---------- DATASET CONTENT ----------
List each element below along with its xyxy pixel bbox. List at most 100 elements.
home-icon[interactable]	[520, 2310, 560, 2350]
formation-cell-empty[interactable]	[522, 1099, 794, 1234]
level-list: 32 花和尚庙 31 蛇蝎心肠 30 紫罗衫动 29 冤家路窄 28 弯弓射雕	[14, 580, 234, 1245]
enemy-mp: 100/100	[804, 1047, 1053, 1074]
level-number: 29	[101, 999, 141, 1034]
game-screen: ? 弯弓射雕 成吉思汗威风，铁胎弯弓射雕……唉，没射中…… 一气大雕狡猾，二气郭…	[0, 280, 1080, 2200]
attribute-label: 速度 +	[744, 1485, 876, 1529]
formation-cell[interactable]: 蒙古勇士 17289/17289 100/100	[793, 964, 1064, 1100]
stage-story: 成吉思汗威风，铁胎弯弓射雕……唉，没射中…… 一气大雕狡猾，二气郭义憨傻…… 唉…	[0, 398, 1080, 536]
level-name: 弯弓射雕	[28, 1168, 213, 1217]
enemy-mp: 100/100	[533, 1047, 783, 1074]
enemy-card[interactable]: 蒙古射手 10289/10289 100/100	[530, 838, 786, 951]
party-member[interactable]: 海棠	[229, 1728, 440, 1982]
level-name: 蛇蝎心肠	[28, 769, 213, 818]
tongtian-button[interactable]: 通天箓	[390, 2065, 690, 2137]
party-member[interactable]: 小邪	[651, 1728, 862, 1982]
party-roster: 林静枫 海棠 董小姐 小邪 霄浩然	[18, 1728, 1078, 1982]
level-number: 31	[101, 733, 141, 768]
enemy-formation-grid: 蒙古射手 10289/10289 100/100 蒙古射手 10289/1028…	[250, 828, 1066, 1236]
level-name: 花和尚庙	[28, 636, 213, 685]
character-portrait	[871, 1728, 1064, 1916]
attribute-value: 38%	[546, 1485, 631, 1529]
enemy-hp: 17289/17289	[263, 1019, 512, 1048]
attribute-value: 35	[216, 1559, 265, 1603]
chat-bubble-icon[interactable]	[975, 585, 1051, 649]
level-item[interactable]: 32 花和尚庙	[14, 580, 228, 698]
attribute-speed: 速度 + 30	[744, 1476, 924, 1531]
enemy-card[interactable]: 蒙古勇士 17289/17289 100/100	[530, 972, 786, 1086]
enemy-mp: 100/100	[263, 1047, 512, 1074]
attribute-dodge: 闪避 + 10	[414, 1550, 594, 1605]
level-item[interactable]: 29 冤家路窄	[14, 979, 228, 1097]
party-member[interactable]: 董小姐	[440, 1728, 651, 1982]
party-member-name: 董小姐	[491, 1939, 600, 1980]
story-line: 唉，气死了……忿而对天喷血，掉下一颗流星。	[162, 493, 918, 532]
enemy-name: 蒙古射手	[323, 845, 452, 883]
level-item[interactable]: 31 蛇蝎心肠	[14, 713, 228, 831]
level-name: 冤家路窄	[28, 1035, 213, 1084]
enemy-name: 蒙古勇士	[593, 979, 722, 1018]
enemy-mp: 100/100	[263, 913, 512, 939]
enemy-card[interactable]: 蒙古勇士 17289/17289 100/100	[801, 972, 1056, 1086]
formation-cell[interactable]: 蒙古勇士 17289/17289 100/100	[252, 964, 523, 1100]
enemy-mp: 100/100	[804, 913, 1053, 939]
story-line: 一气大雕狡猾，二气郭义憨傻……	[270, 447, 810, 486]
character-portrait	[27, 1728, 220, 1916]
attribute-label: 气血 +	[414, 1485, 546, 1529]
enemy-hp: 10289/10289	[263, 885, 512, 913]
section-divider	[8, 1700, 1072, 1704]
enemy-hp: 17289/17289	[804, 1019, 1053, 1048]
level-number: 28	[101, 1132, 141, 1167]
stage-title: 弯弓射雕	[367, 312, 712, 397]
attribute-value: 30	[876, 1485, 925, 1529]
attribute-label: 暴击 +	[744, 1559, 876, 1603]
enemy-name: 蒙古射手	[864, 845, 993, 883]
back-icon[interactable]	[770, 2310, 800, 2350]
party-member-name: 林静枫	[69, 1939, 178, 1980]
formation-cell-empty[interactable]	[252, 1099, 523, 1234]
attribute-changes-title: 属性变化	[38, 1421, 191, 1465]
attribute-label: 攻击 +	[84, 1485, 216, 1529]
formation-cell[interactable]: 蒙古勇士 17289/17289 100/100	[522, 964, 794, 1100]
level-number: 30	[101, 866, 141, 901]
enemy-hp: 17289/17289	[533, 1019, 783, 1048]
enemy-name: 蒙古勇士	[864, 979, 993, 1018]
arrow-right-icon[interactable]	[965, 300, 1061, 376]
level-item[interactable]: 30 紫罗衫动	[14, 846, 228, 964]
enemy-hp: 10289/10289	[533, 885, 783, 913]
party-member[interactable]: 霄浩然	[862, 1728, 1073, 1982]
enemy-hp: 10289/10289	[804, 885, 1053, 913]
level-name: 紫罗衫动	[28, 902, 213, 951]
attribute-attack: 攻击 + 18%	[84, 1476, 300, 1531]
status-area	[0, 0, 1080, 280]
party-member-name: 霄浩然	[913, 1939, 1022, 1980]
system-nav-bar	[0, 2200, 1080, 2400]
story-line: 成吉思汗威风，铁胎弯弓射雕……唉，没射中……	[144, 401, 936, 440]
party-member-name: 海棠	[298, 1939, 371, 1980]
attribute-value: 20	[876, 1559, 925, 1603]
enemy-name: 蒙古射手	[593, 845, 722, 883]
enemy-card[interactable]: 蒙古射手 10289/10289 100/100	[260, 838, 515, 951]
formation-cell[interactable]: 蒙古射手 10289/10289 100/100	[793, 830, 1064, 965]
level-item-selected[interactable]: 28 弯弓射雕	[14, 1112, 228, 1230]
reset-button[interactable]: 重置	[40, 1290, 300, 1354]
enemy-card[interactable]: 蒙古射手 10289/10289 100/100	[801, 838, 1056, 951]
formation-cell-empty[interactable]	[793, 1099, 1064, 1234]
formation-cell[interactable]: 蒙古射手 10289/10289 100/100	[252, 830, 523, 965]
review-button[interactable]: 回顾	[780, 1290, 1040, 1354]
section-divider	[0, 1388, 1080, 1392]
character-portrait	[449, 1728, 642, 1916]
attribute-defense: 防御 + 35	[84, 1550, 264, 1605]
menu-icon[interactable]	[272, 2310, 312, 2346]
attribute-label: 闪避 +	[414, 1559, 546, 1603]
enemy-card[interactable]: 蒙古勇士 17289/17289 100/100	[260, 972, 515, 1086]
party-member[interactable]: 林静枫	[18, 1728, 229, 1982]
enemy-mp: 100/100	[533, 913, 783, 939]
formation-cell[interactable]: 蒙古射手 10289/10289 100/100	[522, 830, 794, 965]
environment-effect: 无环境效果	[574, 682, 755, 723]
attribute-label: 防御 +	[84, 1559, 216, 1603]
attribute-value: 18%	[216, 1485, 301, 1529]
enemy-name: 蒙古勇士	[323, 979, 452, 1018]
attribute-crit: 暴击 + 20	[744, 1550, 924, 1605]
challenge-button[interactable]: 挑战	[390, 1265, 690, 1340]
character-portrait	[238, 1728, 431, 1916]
----------
**GOAL**: Rename every "enemy-card" in the material above to "foe-card", and reproduce all of its lines with nothing else altered.

**THE REPLY**:
List each element below along with its xyxy pixel bbox. List at most 100 elements.
home-icon[interactable]	[520, 2310, 560, 2350]
formation-cell-empty[interactable]	[522, 1099, 794, 1234]
level-list: 32 花和尚庙 31 蛇蝎心肠 30 紫罗衫动 29 冤家路窄 28 弯弓射雕	[14, 580, 234, 1245]
enemy-mp: 100/100	[804, 1047, 1053, 1074]
level-number: 29	[101, 999, 141, 1034]
game-screen: ? 弯弓射雕 成吉思汗威风，铁胎弯弓射雕……唉，没射中…… 一气大雕狡猾，二气郭…	[0, 280, 1080, 2200]
attribute-label: 速度 +	[744, 1485, 876, 1529]
formation-cell[interactable]: 蒙古勇士 17289/17289 100/100	[793, 964, 1064, 1100]
stage-story: 成吉思汗威风，铁胎弯弓射雕……唉，没射中…… 一气大雕狡猾，二气郭义憨傻…… 唉…	[0, 398, 1080, 536]
level-name: 弯弓射雕	[28, 1168, 213, 1217]
enemy-mp: 100/100	[533, 1047, 783, 1074]
foe-card[interactable]: 蒙古射手 10289/10289 100/100	[530, 838, 786, 951]
party-member[interactable]: 海棠	[229, 1728, 440, 1982]
level-name: 蛇蝎心肠	[28, 769, 213, 818]
tongtian-button[interactable]: 通天箓	[390, 2065, 690, 2137]
party-member[interactable]: 小邪	[651, 1728, 862, 1982]
party-roster: 林静枫 海棠 董小姐 小邪 霄浩然	[18, 1728, 1078, 1982]
level-number: 31	[101, 733, 141, 768]
enemy-formation-grid: 蒙古射手 10289/10289 100/100 蒙古射手 10289/1028…	[250, 828, 1066, 1236]
level-name: 花和尚庙	[28, 636, 213, 685]
character-portrait	[871, 1728, 1064, 1916]
attribute-value: 38%	[546, 1485, 631, 1529]
enemy-hp: 17289/17289	[263, 1019, 512, 1048]
attribute-value: 35	[216, 1559, 265, 1603]
chat-bubble-icon[interactable]	[975, 585, 1051, 649]
level-item[interactable]: 32 花和尚庙	[14, 580, 228, 698]
attribute-speed: 速度 + 30	[744, 1476, 924, 1531]
foe-card[interactable]: 蒙古勇士 17289/17289 100/100	[530, 972, 786, 1086]
enemy-mp: 100/100	[263, 1047, 512, 1074]
attribute-dodge: 闪避 + 10	[414, 1550, 594, 1605]
level-item[interactable]: 29 冤家路窄	[14, 979, 228, 1097]
party-member[interactable]: 董小姐	[440, 1728, 651, 1982]
party-member-name: 董小姐	[491, 1939, 600, 1980]
story-line: 唉，气死了……忿而对天喷血，掉下一颗流星。	[162, 493, 918, 532]
enemy-name: 蒙古射手	[323, 845, 452, 883]
level-item[interactable]: 31 蛇蝎心肠	[14, 713, 228, 831]
level-name: 冤家路窄	[28, 1035, 213, 1084]
enemy-name: 蒙古勇士	[593, 979, 722, 1018]
enemy-mp: 100/100	[263, 913, 512, 939]
foe-card[interactable]: 蒙古勇士 17289/17289 100/100	[801, 972, 1056, 1086]
formation-cell[interactable]: 蒙古勇士 17289/17289 100/100	[252, 964, 523, 1100]
enemy-mp: 100/100	[804, 913, 1053, 939]
story-line: 一气大雕狡猾，二气郭义憨傻……	[270, 447, 810, 486]
character-portrait	[27, 1728, 220, 1916]
attribute-label: 气血 +	[414, 1485, 546, 1529]
enemy-hp: 10289/10289	[263, 885, 512, 913]
section-divider	[8, 1700, 1072, 1704]
enemy-hp: 17289/17289	[804, 1019, 1053, 1048]
level-number: 28	[101, 1132, 141, 1167]
stage-title: 弯弓射雕	[367, 312, 712, 397]
attribute-value: 30	[876, 1485, 925, 1529]
attribute-label: 暴击 +	[744, 1559, 876, 1603]
enemy-name: 蒙古射手	[864, 845, 993, 883]
back-icon[interactable]	[770, 2310, 800, 2350]
party-member-name: 林静枫	[69, 1939, 178, 1980]
formation-cell-empty[interactable]	[252, 1099, 523, 1234]
attribute-changes-title: 属性变化	[38, 1421, 191, 1465]
attribute-label: 攻击 +	[84, 1485, 216, 1529]
formation-cell[interactable]: 蒙古勇士 17289/17289 100/100	[522, 964, 794, 1100]
level-number: 30	[101, 866, 141, 901]
enemy-hp: 17289/17289	[533, 1019, 783, 1048]
enemy-name: 蒙古勇士	[864, 979, 993, 1018]
arrow-right-icon[interactable]	[965, 300, 1061, 376]
level-item[interactable]: 30 紫罗衫动	[14, 846, 228, 964]
enemy-hp: 10289/10289	[533, 885, 783, 913]
party-member[interactable]: 霄浩然	[862, 1728, 1073, 1982]
enemy-hp: 10289/10289	[804, 885, 1053, 913]
level-name: 紫罗衫动	[28, 902, 213, 951]
attribute-attack: 攻击 + 18%	[84, 1476, 300, 1531]
status-area	[0, 0, 1080, 280]
party-member-name: 霄浩然	[913, 1939, 1022, 1980]
system-nav-bar	[0, 2200, 1080, 2400]
story-line: 成吉思汗威风，铁胎弯弓射雕……唉，没射中……	[144, 401, 936, 440]
party-member-name: 海棠	[298, 1939, 371, 1980]
attribute-value: 20	[876, 1559, 925, 1603]
enemy-name: 蒙古射手	[593, 845, 722, 883]
foe-card[interactable]: 蒙古射手 10289/10289 100/100	[260, 838, 515, 951]
formation-cell[interactable]: 蒙古射手 10289/10289 100/100	[793, 830, 1064, 965]
level-item-selected[interactable]: 28 弯弓射雕	[14, 1112, 228, 1230]
reset-button[interactable]: 重置	[40, 1290, 300, 1354]
foe-card[interactable]: 蒙古射手 10289/10289 100/100	[801, 838, 1056, 951]
formation-cell-empty[interactable]	[793, 1099, 1064, 1234]
formation-cell[interactable]: 蒙古射手 10289/10289 100/100	[252, 830, 523, 965]
review-button[interactable]: 回顾	[780, 1290, 1040, 1354]
section-divider	[0, 1388, 1080, 1392]
character-portrait	[449, 1728, 642, 1916]
attribute-defense: 防御 + 35	[84, 1550, 264, 1605]
menu-icon[interactable]	[272, 2310, 312, 2346]
attribute-label: 闪避 +	[414, 1559, 546, 1603]
foe-card[interactable]: 蒙古勇士 17289/17289 100/100	[260, 972, 515, 1086]
party-member[interactable]: 林静枫	[18, 1728, 229, 1982]
enemy-mp: 100/100	[533, 913, 783, 939]
formation-cell[interactable]: 蒙古射手 10289/10289 100/100	[522, 830, 794, 965]
environment-effect: 无环境效果	[574, 682, 755, 723]
attribute-label: 防御 +	[84, 1559, 216, 1603]
attribute-value: 18%	[216, 1485, 301, 1529]
enemy-name: 蒙古勇士	[323, 979, 452, 1018]
attribute-crit: 暴击 + 20	[744, 1550, 924, 1605]
challenge-button[interactable]: 挑战	[390, 1265, 690, 1340]
character-portrait	[238, 1728, 431, 1916]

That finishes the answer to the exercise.